(Task instructions) Output the material below in its entirety, exactly as given.
----- Supplied material
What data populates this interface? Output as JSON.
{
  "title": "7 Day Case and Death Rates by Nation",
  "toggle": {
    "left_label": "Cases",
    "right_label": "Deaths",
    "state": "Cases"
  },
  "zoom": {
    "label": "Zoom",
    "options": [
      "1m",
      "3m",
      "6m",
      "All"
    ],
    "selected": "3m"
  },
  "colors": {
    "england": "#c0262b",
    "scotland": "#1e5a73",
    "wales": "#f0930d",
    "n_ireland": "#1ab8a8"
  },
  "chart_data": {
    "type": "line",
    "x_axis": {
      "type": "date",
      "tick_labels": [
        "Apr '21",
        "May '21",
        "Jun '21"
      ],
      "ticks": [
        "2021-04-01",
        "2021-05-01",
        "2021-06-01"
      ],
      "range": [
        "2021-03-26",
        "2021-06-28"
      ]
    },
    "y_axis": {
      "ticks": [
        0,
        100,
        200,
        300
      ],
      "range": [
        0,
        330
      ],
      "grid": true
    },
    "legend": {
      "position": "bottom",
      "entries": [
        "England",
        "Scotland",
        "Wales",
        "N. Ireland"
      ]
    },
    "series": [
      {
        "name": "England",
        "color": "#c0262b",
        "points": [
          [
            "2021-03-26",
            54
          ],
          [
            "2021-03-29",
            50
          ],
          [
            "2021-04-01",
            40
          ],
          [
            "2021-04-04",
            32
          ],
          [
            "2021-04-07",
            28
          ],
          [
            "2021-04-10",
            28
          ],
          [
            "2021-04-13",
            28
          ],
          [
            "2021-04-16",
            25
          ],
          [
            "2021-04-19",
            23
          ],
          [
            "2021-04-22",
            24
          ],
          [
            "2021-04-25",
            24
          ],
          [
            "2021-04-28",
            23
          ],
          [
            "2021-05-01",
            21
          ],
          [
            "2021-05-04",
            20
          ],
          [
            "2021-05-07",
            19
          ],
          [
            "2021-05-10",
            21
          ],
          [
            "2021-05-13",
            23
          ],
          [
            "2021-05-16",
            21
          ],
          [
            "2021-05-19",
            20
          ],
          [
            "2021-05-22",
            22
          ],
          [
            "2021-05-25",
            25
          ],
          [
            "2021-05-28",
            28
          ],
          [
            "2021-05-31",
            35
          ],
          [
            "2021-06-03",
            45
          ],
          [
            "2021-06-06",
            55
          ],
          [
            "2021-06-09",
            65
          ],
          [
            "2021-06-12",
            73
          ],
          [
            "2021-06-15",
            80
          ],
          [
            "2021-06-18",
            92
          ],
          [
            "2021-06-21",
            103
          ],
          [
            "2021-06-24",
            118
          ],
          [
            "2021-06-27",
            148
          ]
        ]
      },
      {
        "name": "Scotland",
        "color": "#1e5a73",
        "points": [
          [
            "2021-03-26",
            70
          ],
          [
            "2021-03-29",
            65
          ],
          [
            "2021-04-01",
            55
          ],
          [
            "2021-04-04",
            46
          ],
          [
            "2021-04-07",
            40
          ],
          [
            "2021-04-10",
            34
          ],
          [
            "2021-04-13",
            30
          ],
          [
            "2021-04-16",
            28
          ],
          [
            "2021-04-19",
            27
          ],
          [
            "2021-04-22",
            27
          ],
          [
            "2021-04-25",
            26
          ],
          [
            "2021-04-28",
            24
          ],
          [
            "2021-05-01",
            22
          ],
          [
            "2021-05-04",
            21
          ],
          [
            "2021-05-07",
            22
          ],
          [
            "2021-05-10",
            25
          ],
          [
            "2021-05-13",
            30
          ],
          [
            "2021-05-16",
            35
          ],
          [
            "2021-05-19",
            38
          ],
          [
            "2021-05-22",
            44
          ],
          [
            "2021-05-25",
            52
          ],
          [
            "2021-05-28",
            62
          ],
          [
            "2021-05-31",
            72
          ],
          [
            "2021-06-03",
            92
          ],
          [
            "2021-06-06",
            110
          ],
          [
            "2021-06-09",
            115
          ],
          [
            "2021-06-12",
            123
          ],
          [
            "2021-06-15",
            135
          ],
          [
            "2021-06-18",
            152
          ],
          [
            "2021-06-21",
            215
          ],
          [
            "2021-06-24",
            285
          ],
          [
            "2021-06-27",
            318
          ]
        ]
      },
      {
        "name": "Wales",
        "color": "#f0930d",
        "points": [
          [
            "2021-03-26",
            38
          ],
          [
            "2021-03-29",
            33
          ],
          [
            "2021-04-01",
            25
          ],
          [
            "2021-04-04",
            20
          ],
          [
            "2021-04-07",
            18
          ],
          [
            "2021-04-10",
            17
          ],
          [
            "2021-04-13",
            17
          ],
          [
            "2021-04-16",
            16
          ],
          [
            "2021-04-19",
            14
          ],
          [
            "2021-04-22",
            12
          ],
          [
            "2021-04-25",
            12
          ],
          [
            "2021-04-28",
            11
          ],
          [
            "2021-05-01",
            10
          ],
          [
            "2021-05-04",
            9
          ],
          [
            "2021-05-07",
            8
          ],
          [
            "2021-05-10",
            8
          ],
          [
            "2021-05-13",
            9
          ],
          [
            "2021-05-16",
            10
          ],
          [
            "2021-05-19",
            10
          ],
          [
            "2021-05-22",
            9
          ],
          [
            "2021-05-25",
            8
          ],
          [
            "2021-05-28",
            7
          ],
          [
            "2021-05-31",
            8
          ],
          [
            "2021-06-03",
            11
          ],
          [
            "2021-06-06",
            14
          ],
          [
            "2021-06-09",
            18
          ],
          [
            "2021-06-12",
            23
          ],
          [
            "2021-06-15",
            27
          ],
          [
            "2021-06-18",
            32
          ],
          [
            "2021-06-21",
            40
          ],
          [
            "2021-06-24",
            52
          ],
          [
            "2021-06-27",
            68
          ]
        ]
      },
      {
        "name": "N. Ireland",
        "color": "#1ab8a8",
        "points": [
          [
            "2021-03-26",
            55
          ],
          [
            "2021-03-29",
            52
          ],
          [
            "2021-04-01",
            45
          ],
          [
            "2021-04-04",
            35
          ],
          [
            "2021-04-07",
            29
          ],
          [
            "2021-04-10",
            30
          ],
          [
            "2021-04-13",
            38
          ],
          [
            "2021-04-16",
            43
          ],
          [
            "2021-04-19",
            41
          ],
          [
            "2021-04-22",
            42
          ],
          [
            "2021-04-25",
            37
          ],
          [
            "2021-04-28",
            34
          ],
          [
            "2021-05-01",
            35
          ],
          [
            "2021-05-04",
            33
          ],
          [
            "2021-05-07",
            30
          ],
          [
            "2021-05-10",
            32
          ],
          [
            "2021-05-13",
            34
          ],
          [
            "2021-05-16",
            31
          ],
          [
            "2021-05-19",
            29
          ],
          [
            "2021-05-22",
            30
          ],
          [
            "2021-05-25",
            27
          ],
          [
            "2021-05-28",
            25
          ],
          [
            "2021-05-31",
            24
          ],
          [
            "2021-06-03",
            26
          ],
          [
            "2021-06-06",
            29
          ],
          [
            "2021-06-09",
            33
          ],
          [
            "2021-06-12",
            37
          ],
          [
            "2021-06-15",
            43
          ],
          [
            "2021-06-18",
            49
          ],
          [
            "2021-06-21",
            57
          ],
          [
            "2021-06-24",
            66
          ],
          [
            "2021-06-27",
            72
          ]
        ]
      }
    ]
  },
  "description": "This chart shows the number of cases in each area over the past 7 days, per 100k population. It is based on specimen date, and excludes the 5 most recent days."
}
----------
(Result below)
What data populates this interface? Output as JSON.
{
  "title": "7 Day Case and Death Rates by Nation",
  "toggle": {
    "left_label": "Cases",
    "right_label": "Deaths",
    "state": "Cases"
  },
  "zoom": {
    "label": "Zoom",
    "options": [
      "1m",
      "3m",
      "6m",
      "All"
    ],
    "selected": "3m"
  },
  "colors": {
    "england": "#c0262b",
    "scotland": "#1e5a73",
    "wales": "#f0930d",
    "n_ireland": "#1ab8a8"
  },
  "chart_data": {
    "type": "line",
    "x_axis": {
      "type": "date",
      "tick_labels": [
        "Apr '21",
        "May '21",
        "Jun '21"
      ],
      "ticks": [
        "2021-04-01",
        "2021-05-01",
        "2021-06-01"
      ],
      "range": [
        "2021-03-26",
        "2021-06-28"
      ]
    },
    "y_axis": {
      "ticks": [
        0,
        100,
        200,
        300
      ],
      "range": [
        0,
        330
      ],
      "grid": true
    },
    "legend": {
      "position": "bottom",
      "entries": [
        "England",
        "Scotland",
        "Wales",
        "N. Ireland"
      ]
    },
    "series": [
      {
        "name": "England",
        "color": "#c0262b",
        "points": [
          [
            "2021-03-26",
            54
          ],
          [
            "2021-03-29",
            50
          ],
          [
            "2021-04-01",
            40
          ],
          [
            "2021-04-04",
            32
          ],
          [
            "2021-04-07",
            28
          ],
          [
            "2021-04-10",
            28
          ],
          [
            "2021-04-13",
            28
          ],
          [
            "2021-04-16",
            25
          ],
          [
            "2021-04-19",
            23
          ],
          [
            "2021-04-22",
            24
          ],
          [
            "2021-04-25",
            24
          ],
          [
            "2021-04-28",
            23
          ],
          [
            "2021-05-01",
            21
          ],
          [
            "2021-05-04",
            20
          ],
          [
            "2021-05-07",
            19
          ],
          [
            "2021-05-10",
            21
          ],
          [
            "2021-05-13",
            23
          ],
          [
            "2021-05-16",
            21
          ],
          [
            "2021-05-19",
            20
          ],
          [
            "2021-05-22",
            22
          ],
          [
            "2021-05-25",
            25
          ],
          [
            "2021-05-28",
            28
          ],
          [
            "2021-05-31",
            35
          ],
          [
            "2021-06-03",
            45
          ],
          [
            "2021-06-06",
            55
          ],
          [
            "2021-06-09",
            65
          ],
          [
            "2021-06-12",
            73
          ],
          [
            "2021-06-15",
            80
          ],
          [
            "2021-06-18",
            92
          ],
          [
            "2021-06-21",
            103
          ],
          [
            "2021-06-24",
            118
          ],
          [
            "2021-06-27",
            148
          ]
        ]
      },
      {
        "name": "Scotland",
        "color": "#1e5a73",
        "points": [
          [
            "2021-03-26",
            70
          ],
          [
            "2021-03-29",
            65
          ],
          [
            "2021-04-01",
            55
          ],
          [
            "2021-04-04",
            46
          ],
          [
            "2021-04-07",
            40
          ],
          [
            "2021-04-10",
            34
          ],
          [
            "2021-04-13",
            30
          ],
          [
            "2021-04-16",
            28
          ],
          [
            "2021-04-19",
            27
          ],
          [
            "2021-04-22",
            27
          ],
          [
            "2021-04-25",
            26
          ],
          [
            "2021-04-28",
            24
          ],
          [
            "2021-05-01",
            22
          ],
          [
            "2021-05-04",
            21
          ],
          [
            "2021-05-07",
            22
          ],
          [
            "2021-05-10",
            25
          ],
          [
            "2021-05-13",
            30
          ],
          [
            "2021-05-16",
            35
          ],
          [
            "2021-05-19",
            38
          ],
          [
            "2021-05-22",
            44
          ],
          [
            "2021-05-25",
            52
          ],
          [
            "2021-05-28",
            62
          ],
          [
            "2021-05-31",
            72
          ],
          [
            "2021-06-03",
            92
          ],
          [
            "2021-06-06",
            110
          ],
          [
            "2021-06-09",
            115
          ],
          [
            "2021-06-12",
            123
          ],
          [
            "2021-06-15",
            135
          ],
          [
            "2021-06-18",
            152
          ],
          [
            "2021-06-21",
            215
          ],
          [
            "2021-06-24",
            285
          ],
          [
            "2021-06-27",
            318
          ]
        ]
      },
      {
        "name": "Wales",
        "color": "#f0930d",
        "points": [
          [
            "2021-03-26",
            38
          ],
          [
            "2021-03-29",
            33
          ],
          [
            "2021-04-01",
            25
          ],
          [
            "2021-04-04",
            20
          ],
          [
            "2021-04-07",
            18
          ],
          [
            "2021-04-10",
            17
          ],
          [
            "2021-04-13",
            17
          ],
          [
            "2021-04-16",
            16
          ],
          [
            "2021-04-19",
            14
          ],
          [
            "2021-04-22",
            12
          ],
          [
            "2021-04-25",
            12
          ],
          [
            "2021-04-28",
            11
          ],
          [
            "2021-05-01",
            10
          ],
          [
            "2021-05-04",
            9
          ],
          [
            "2021-05-07",
            8
          ],
          [
            "2021-05-10",
            8
          ],
          [
            "2021-05-13",
            9
          ],
          [
            "2021-05-16",
            10
          ],
          [
            "2021-05-19",
            10
          ],
          [
            "2021-05-22",
            9
          ],
          [
            "2021-05-25",
            8
          ],
          [
            "2021-05-28",
            7
          ],
          [
            "2021-05-31",
            8
          ],
          [
            "2021-06-03",
            11
          ],
          [
            "2021-06-06",
            14
          ],
          [
            "2021-06-09",
            18
          ],
          [
            "2021-06-12",
            23
          ],
          [
            "2021-06-15",
            27
          ],
          [
            "2021-06-18",
            32
          ],
          [
            "2021-06-21",
            40
          ],
          [
            "2021-06-24",
            52
          ],
          [
            "2021-06-27",
            68
          ]
        ]
      },
      {
        "name": "N. Ireland",
        "color": "#1ab8a8",
        "points": [
          [
            "2021-03-26",
            55
          ],
          [
            "2021-03-29",
            52
          ],
          [
            "2021-04-01",
            45
          ],
          [
            "2021-04-04",
            35
          ],
          [
            "2021-04-07",
            29
          ],
          [
            "2021-04-10",
            30
          ],
          [
            "2021-04-13",
            38
          ],
          [
            "2021-04-16",
            43
          ],
          [
            "2021-04-19",
            41
          ],
          [
            "2021-04-22",
            42
          ],
          [
            "2021-04-25",
            37
          ],
          [
            "2021-04-28",
            34
          ],
          [
            "2021-05-01",
            35
          ],
          [
            "2021-05-04",
            33
          ],
          [
            "2021-05-07",
            30
          ],
          [
            "2021-05-10",
            32
          ],
          [
            "2021-05-13",
            34
          ],
          [
            "2021-05-16",
            31
          ],
          [
            "2021-05-19",
            29
          ],
          [
            "2021-05-22",
            30
          ],
          [
            "2021-05-25",
            27
          ],
          [
            "2021-05-28",
            25
          ],
          [
            "2021-05-31",
            24
          ],
          [
            "2021-06-03",
            26
          ],
          [
            "2021-06-06",
            29
          ],
          [
            "2021-06-09",
            33
          ],
          [
            "2021-06-12",
            37
          ],
          [
            "2021-06-15",
            43
          ],
          [
            "2021-06-18",
            49
          ],
          [
            "2021-06-21",
            57
          ],
          [
            "2021-06-24",
            66
          ],
          [
            "2021-06-27",
            72
          ]
        ]
      }
    ]
  },
  "description": "This chart shows the number of cases in each area over the past 7 days, per 100k population. It is based on specimen date, and excludes the 5 most recent days."
}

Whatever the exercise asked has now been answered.